_Your instructions_:
Gather each line containing the string "recessions" from these entries.
---
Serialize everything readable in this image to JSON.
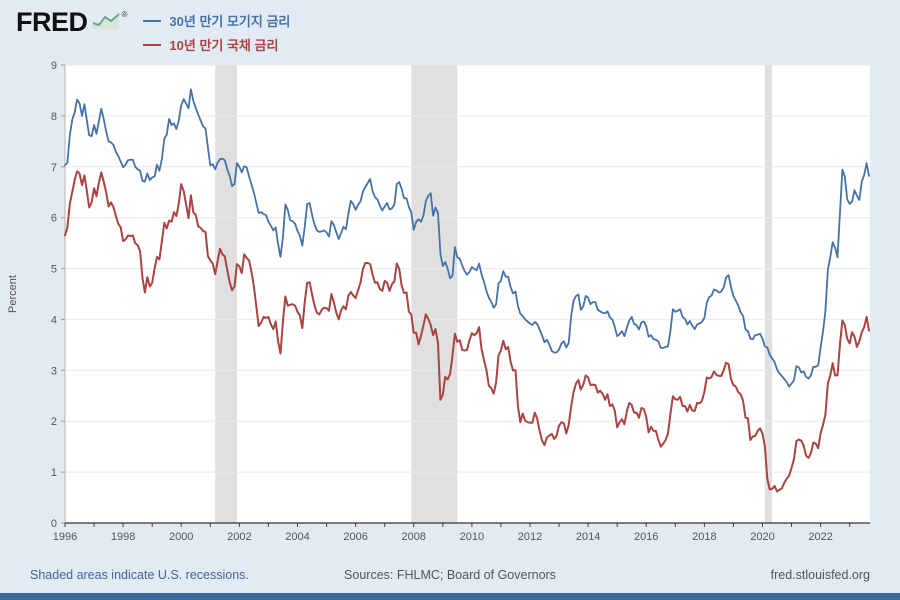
{
  "header": {
    "logo_text": "FRED",
    "registered": "®"
  },
  "footer": {
    "recession_note": "Shaded areas indicate U.S. recessions.",
    "sources": "Sources: FHLMC; Board of Governors",
    "site": "fred.stlouisfed.org"
  },
  "colors": {
    "page_background": "#e2ebf3",
    "plot_background": "#ffffff",
    "accent_bar": "#3a6a99",
    "recession_band": "#e0e0e0",
    "series_blue": "#4572a7",
    "series_red": "#a84442",
    "link_blue": "#41669b",
    "logo_mark_teal": "#6ea58f"
  },
  "chart_data": {
    "type": "line",
    "title": "",
    "ylabel": "Percent",
    "ylim": [
      0,
      9
    ],
    "yticks": [
      0,
      1,
      2,
      3,
      4,
      5,
      6,
      7,
      8,
      9
    ],
    "xlim": [
      1996,
      2023.7
    ],
    "xticks": [
      1996,
      1998,
      2000,
      2002,
      2004,
      2006,
      2008,
      2010,
      2012,
      2014,
      2016,
      2018,
      2020,
      2022
    ],
    "x_start": 1996.0,
    "x_step_years": 0.0833,
    "x_unit": "year (monthly data points)",
    "grid": "horizontal",
    "legend_position": "top-left",
    "recessions": [
      [
        2001.17,
        2001.92
      ],
      [
        2007.92,
        2009.5
      ],
      [
        2020.08,
        2020.33
      ]
    ],
    "series": [
      {
        "name": "30년 만기 모기지 금리",
        "color": "#4572a7",
        "values": [
          7.03,
          7.08,
          7.62,
          7.93,
          8.07,
          8.32,
          8.25,
          8.0,
          8.23,
          7.92,
          7.62,
          7.6,
          7.82,
          7.65,
          7.9,
          8.14,
          7.94,
          7.69,
          7.5,
          7.48,
          7.43,
          7.29,
          7.21,
          7.1,
          6.99,
          7.04,
          7.13,
          7.14,
          7.14,
          7.0,
          6.95,
          6.92,
          6.72,
          6.71,
          6.87,
          6.74,
          6.79,
          6.81,
          7.04,
          6.92,
          7.15,
          7.55,
          7.63,
          7.94,
          7.82,
          7.85,
          7.74,
          7.91,
          8.21,
          8.33,
          8.24,
          8.15,
          8.52,
          8.29,
          8.15,
          8.03,
          7.91,
          7.8,
          7.75,
          7.38,
          7.03,
          7.05,
          6.95,
          7.08,
          7.15,
          7.16,
          7.13,
          6.95,
          6.82,
          6.62,
          6.66,
          7.07,
          7.0,
          6.89,
          7.01,
          6.99,
          6.81,
          6.65,
          6.49,
          6.29,
          6.09,
          6.11,
          6.07,
          6.05,
          5.92,
          5.84,
          5.75,
          5.81,
          5.48,
          5.23,
          5.63,
          6.26,
          6.15,
          5.95,
          5.93,
          5.88,
          5.74,
          5.64,
          5.45,
          5.83,
          6.27,
          6.29,
          6.06,
          5.87,
          5.75,
          5.72,
          5.73,
          5.75,
          5.71,
          5.63,
          5.93,
          5.86,
          5.72,
          5.58,
          5.7,
          5.82,
          5.77,
          6.07,
          6.33,
          6.27,
          6.15,
          6.25,
          6.32,
          6.51,
          6.6,
          6.68,
          6.76,
          6.52,
          6.4,
          6.36,
          6.24,
          6.14,
          6.22,
          6.29,
          6.16,
          6.18,
          6.26,
          6.66,
          6.7,
          6.57,
          6.38,
          6.38,
          6.21,
          6.1,
          5.76,
          5.92,
          5.97,
          5.92,
          6.04,
          6.32,
          6.43,
          6.48,
          6.04,
          6.2,
          6.09,
          5.29,
          5.05,
          5.13,
          5.0,
          4.81,
          4.86,
          5.42,
          5.22,
          5.19,
          5.06,
          4.95,
          4.88,
          4.93,
          5.03,
          4.99,
          4.97,
          5.1,
          4.89,
          4.74,
          4.56,
          4.43,
          4.35,
          4.23,
          4.3,
          4.71,
          4.76,
          4.95,
          4.84,
          4.84,
          4.64,
          4.51,
          4.55,
          4.27,
          4.11,
          4.07,
          4.0,
          3.96,
          3.92,
          3.89,
          3.95,
          3.91,
          3.8,
          3.68,
          3.55,
          3.6,
          3.5,
          3.38,
          3.35,
          3.35,
          3.41,
          3.53,
          3.57,
          3.45,
          3.54,
          4.07,
          4.37,
          4.46,
          4.49,
          4.19,
          4.26,
          4.46,
          4.43,
          4.3,
          4.34,
          4.34,
          4.19,
          4.16,
          4.13,
          4.12,
          4.16,
          4.04,
          4.0,
          3.86,
          3.67,
          3.71,
          3.77,
          3.67,
          3.84,
          3.98,
          4.05,
          3.91,
          3.89,
          3.8,
          3.94,
          3.96,
          3.87,
          3.66,
          3.69,
          3.61,
          3.6,
          3.57,
          3.44,
          3.44,
          3.46,
          3.47,
          3.77,
          4.2,
          4.15,
          4.17,
          4.2,
          4.05,
          4.01,
          3.9,
          3.97,
          3.88,
          3.81,
          3.9,
          3.92,
          3.95,
          4.03,
          4.33,
          4.44,
          4.47,
          4.59,
          4.57,
          4.53,
          4.55,
          4.63,
          4.83,
          4.87,
          4.64,
          4.46,
          4.37,
          4.27,
          4.14,
          4.07,
          3.8,
          3.77,
          3.62,
          3.61,
          3.69,
          3.7,
          3.72,
          3.62,
          3.47,
          3.45,
          3.31,
          3.23,
          3.16,
          3.02,
          2.94,
          2.89,
          2.83,
          2.77,
          2.68,
          2.74,
          2.81,
          3.08,
          3.06,
          2.96,
          2.98,
          2.87,
          2.84,
          2.9,
          3.07,
          3.07,
          3.1,
          3.45,
          3.76,
          4.17,
          4.98,
          5.23,
          5.52,
          5.41,
          5.22,
          6.11,
          6.94,
          6.81,
          6.36,
          6.27,
          6.32,
          6.54,
          6.43,
          6.35,
          6.71,
          6.84,
          7.07,
          6.82
        ]
      },
      {
        "name": "10년 만기 국채 금리",
        "color": "#a84442",
        "values": [
          5.65,
          5.81,
          6.27,
          6.51,
          6.74,
          6.91,
          6.87,
          6.64,
          6.83,
          6.53,
          6.2,
          6.3,
          6.58,
          6.42,
          6.69,
          6.89,
          6.71,
          6.49,
          6.22,
          6.3,
          6.21,
          6.03,
          5.88,
          5.81,
          5.54,
          5.57,
          5.65,
          5.64,
          5.65,
          5.5,
          5.46,
          5.34,
          4.81,
          4.53,
          4.83,
          4.65,
          4.72,
          5.0,
          5.23,
          5.18,
          5.54,
          5.9,
          5.79,
          5.94,
          5.92,
          6.11,
          6.03,
          6.28,
          6.66,
          6.52,
          6.26,
          5.99,
          6.44,
          6.1,
          6.05,
          5.83,
          5.8,
          5.74,
          5.72,
          5.24,
          5.16,
          5.1,
          4.89,
          5.14,
          5.39,
          5.28,
          5.24,
          4.97,
          4.73,
          4.57,
          4.65,
          5.09,
          5.04,
          4.91,
          5.28,
          5.21,
          5.16,
          4.93,
          4.65,
          4.26,
          3.87,
          3.94,
          4.05,
          4.03,
          4.05,
          3.9,
          3.81,
          3.96,
          3.57,
          3.33,
          3.98,
          4.45,
          4.27,
          4.29,
          4.3,
          4.27,
          4.15,
          4.08,
          3.83,
          4.35,
          4.72,
          4.73,
          4.5,
          4.28,
          4.13,
          4.1,
          4.19,
          4.23,
          4.22,
          4.17,
          4.5,
          4.34,
          4.14,
          4.0,
          4.18,
          4.26,
          4.2,
          4.46,
          4.54,
          4.47,
          4.42,
          4.57,
          4.72,
          4.99,
          5.11,
          5.11,
          5.09,
          4.88,
          4.72,
          4.73,
          4.6,
          4.56,
          4.76,
          4.72,
          4.56,
          4.69,
          4.75,
          5.1,
          5.0,
          4.67,
          4.52,
          4.53,
          4.15,
          4.1,
          3.74,
          3.74,
          3.51,
          3.68,
          3.88,
          4.1,
          4.01,
          3.89,
          3.69,
          3.81,
          3.53,
          2.42,
          2.52,
          2.87,
          2.82,
          2.93,
          3.29,
          3.72,
          3.56,
          3.59,
          3.4,
          3.39,
          3.4,
          3.59,
          3.73,
          3.69,
          3.73,
          3.85,
          3.42,
          3.2,
          3.01,
          2.7,
          2.65,
          2.54,
          2.76,
          3.29,
          3.39,
          3.58,
          3.41,
          3.46,
          3.17,
          3.0,
          3.0,
          2.3,
          1.98,
          2.15,
          2.01,
          1.98,
          1.97,
          1.97,
          2.17,
          2.05,
          1.8,
          1.62,
          1.53,
          1.68,
          1.72,
          1.75,
          1.65,
          1.72,
          1.91,
          1.98,
          1.96,
          1.76,
          1.93,
          2.3,
          2.58,
          2.74,
          2.81,
          2.62,
          2.72,
          2.9,
          2.86,
          2.71,
          2.72,
          2.71,
          2.56,
          2.6,
          2.54,
          2.42,
          2.53,
          2.3,
          2.33,
          2.21,
          1.88,
          1.98,
          2.04,
          1.94,
          2.2,
          2.36,
          2.32,
          2.17,
          2.17,
          2.07,
          2.26,
          2.24,
          2.09,
          1.78,
          1.89,
          1.81,
          1.81,
          1.64,
          1.5,
          1.56,
          1.63,
          1.76,
          2.14,
          2.49,
          2.43,
          2.42,
          2.48,
          2.3,
          2.3,
          2.19,
          2.32,
          2.21,
          2.2,
          2.36,
          2.35,
          2.4,
          2.58,
          2.86,
          2.84,
          2.87,
          2.98,
          2.91,
          2.89,
          2.89,
          3.0,
          3.15,
          3.12,
          2.83,
          2.71,
          2.68,
          2.57,
          2.53,
          2.4,
          2.07,
          2.06,
          1.63,
          1.7,
          1.71,
          1.81,
          1.86,
          1.76,
          1.5,
          0.87,
          0.66,
          0.67,
          0.73,
          0.62,
          0.65,
          0.68,
          0.79,
          0.87,
          0.93,
          1.08,
          1.26,
          1.61,
          1.64,
          1.62,
          1.52,
          1.32,
          1.28,
          1.37,
          1.58,
          1.56,
          1.47,
          1.76,
          1.93,
          2.13,
          2.75,
          2.9,
          3.14,
          2.9,
          2.9,
          3.52,
          3.98,
          3.89,
          3.62,
          3.53,
          3.75,
          3.66,
          3.46,
          3.57,
          3.75,
          3.85,
          4.05,
          3.78
        ]
      }
    ]
  }
}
---
_Task result_:
    "recession_note": "Shaded areas indicate U.S. recessions.",
    "recessions": [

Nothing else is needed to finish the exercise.